◆ **What you will do**
From the listing below, extract each entry exactly as written, minus the images.

━━ Task material ━━

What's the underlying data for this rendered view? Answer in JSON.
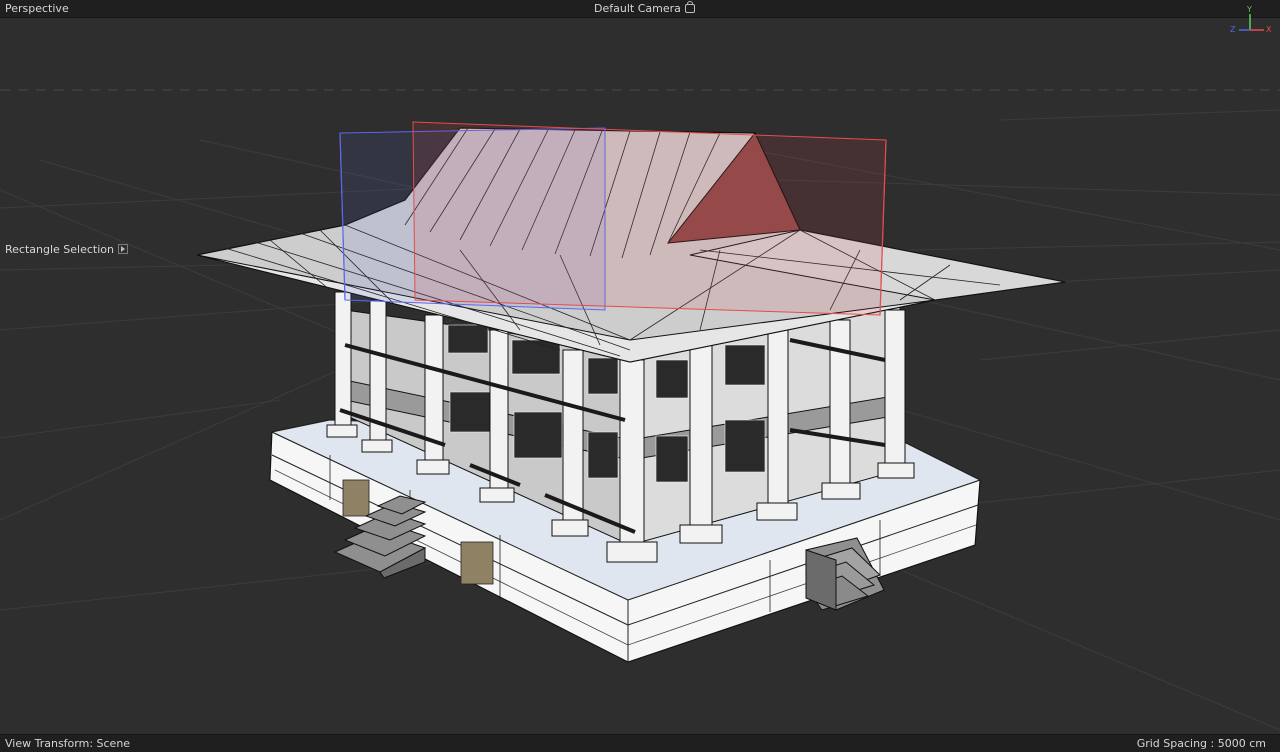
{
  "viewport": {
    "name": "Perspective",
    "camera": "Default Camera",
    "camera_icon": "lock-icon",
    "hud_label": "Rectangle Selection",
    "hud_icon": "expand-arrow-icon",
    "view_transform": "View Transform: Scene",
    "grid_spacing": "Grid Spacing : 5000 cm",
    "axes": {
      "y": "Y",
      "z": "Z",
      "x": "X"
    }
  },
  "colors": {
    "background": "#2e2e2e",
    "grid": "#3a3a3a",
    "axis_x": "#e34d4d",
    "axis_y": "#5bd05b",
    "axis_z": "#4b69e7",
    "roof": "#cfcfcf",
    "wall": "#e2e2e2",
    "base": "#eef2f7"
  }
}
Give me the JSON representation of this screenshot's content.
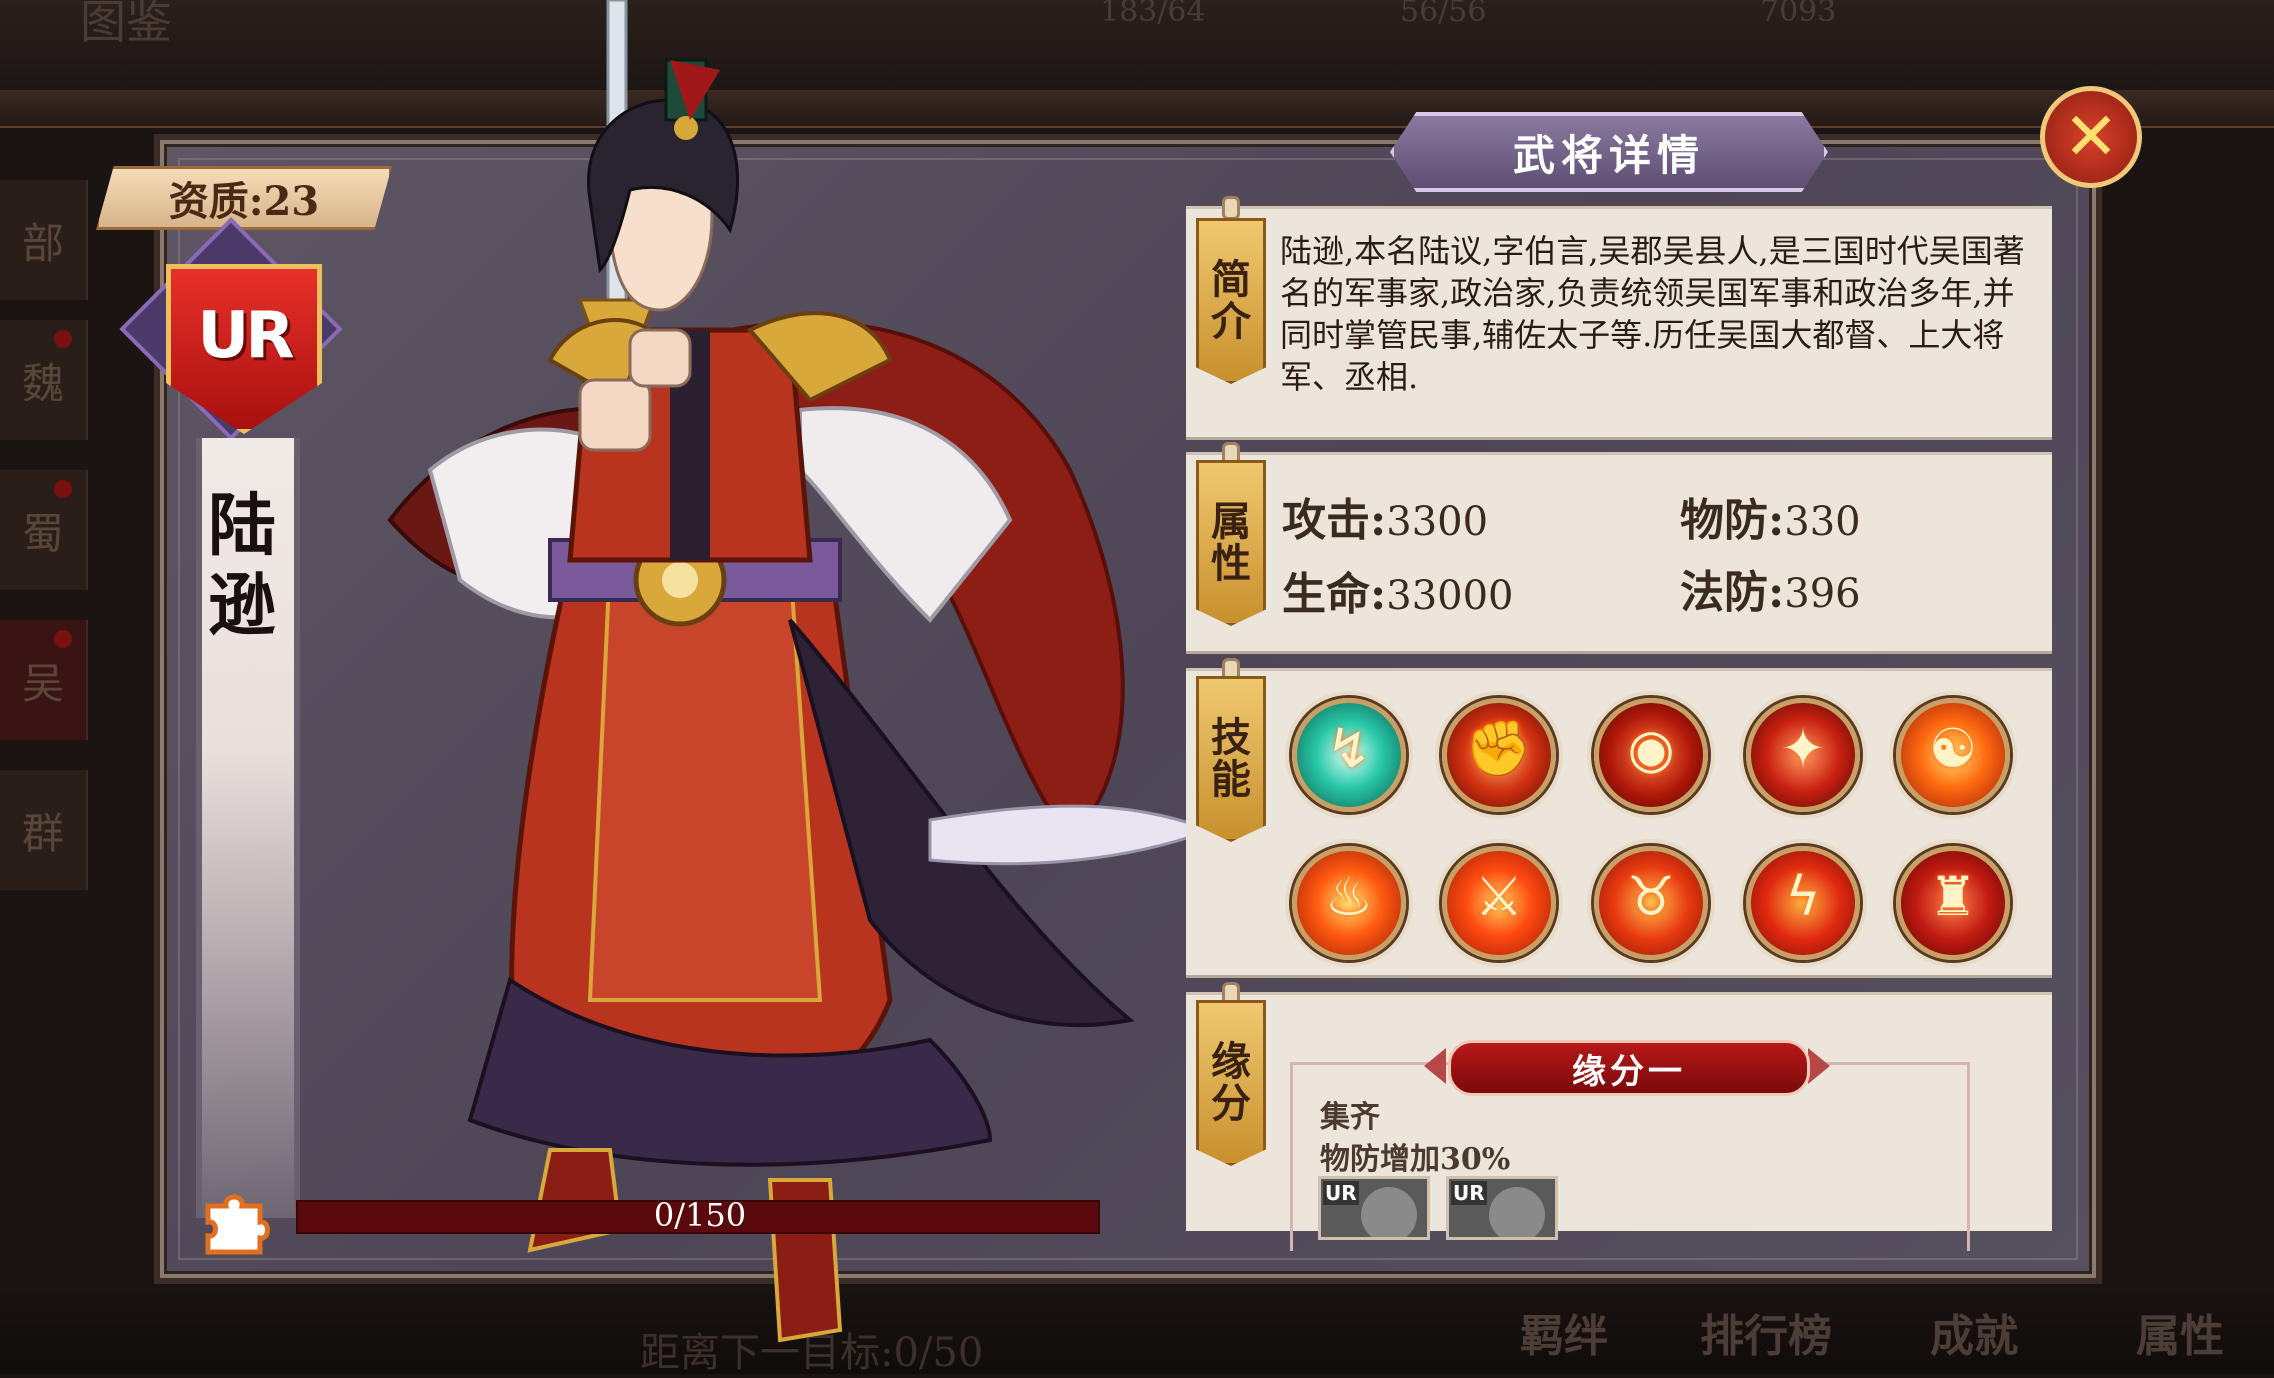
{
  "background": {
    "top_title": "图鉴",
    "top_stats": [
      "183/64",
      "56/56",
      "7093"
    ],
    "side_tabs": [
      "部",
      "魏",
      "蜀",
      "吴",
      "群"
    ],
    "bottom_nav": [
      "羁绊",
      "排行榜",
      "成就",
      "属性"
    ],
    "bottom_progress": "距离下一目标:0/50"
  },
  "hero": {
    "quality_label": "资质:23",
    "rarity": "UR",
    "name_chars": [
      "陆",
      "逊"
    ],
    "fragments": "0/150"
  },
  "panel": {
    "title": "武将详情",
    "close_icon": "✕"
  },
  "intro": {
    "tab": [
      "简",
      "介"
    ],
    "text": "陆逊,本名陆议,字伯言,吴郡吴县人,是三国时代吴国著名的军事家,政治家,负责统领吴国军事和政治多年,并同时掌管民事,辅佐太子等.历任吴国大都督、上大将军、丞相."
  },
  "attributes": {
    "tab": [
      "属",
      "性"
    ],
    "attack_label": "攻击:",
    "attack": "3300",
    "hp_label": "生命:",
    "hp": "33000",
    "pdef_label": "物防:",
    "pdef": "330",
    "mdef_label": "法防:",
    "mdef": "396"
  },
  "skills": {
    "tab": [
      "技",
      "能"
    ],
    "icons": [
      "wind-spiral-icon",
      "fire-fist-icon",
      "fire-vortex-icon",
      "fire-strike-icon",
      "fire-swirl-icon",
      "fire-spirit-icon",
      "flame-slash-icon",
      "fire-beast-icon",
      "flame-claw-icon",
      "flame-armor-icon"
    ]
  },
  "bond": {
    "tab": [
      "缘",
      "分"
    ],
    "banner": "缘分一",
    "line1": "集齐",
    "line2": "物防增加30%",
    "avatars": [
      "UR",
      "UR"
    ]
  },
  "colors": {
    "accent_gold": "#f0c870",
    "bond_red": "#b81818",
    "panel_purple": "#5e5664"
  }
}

━━━

◆ **Exercise output**
What's the underlying data for this rendered view? Answer in JSON.
{
  "viewport": {
    "name": "Perspective",
    "camera": "Default Camera",
    "camera_icon": "lock-icon",
    "hud_label": "Rectangle Selection",
    "hud_icon": "expand-arrow-icon",
    "view_transform": "View Transform: Scene",
    "grid_spacing": "Grid Spacing : 5000 cm",
    "axes": {
      "y": "Y",
      "z": "Z",
      "x": "X"
    }
  },
  "colors": {
    "background": "#2e2e2e",
    "grid": "#3a3a3a",
    "axis_x": "#e34d4d",
    "axis_y": "#5bd05b",
    "axis_z": "#4b69e7",
    "roof": "#cfcfcf",
    "wall": "#e2e2e2",
    "base": "#eef2f7"
  }
}
Give me the JSON representation of this screenshot's content.
{
  "background": {
    "top_title": "图鉴",
    "top_stats": [
      "183/64",
      "56/56",
      "7093"
    ],
    "side_tabs": [
      "部",
      "魏",
      "蜀",
      "吴",
      "群"
    ],
    "bottom_nav": [
      "羁绊",
      "排行榜",
      "成就",
      "属性"
    ],
    "bottom_progress": "距离下一目标:0/50"
  },
  "hero": {
    "quality_label": "资质:23",
    "rarity": "UR",
    "name_chars": [
      "陆",
      "逊"
    ],
    "fragments": "0/150"
  },
  "panel": {
    "title": "武将详情",
    "close_icon": "✕"
  },
  "intro": {
    "tab": [
      "简",
      "介"
    ],
    "text": "陆逊,本名陆议,字伯言,吴郡吴县人,是三国时代吴国著名的军事家,政治家,负责统领吴国军事和政治多年,并同时掌管民事,辅佐太子等.历任吴国大都督、上大将军、丞相."
  },
  "attributes": {
    "tab": [
      "属",
      "性"
    ],
    "attack_label": "攻击:",
    "attack": "3300",
    "hp_label": "生命:",
    "hp": "33000",
    "pdef_label": "物防:",
    "pdef": "330",
    "mdef_label": "法防:",
    "mdef": "396"
  },
  "skills": {
    "tab": [
      "技",
      "能"
    ],
    "icons": [
      "wind-spiral-icon",
      "fire-fist-icon",
      "fire-vortex-icon",
      "fire-strike-icon",
      "fire-swirl-icon",
      "fire-spirit-icon",
      "flame-slash-icon",
      "fire-beast-icon",
      "flame-claw-icon",
      "flame-armor-icon"
    ]
  },
  "bond": {
    "tab": [
      "缘",
      "分"
    ],
    "banner": "缘分一",
    "line1": "集齐",
    "line2": "物防增加30%",
    "avatars": [
      "UR",
      "UR"
    ]
  },
  "colors": {
    "accent_gold": "#f0c870",
    "bond_red": "#b81818",
    "panel_purple": "#5e5664"
  }
}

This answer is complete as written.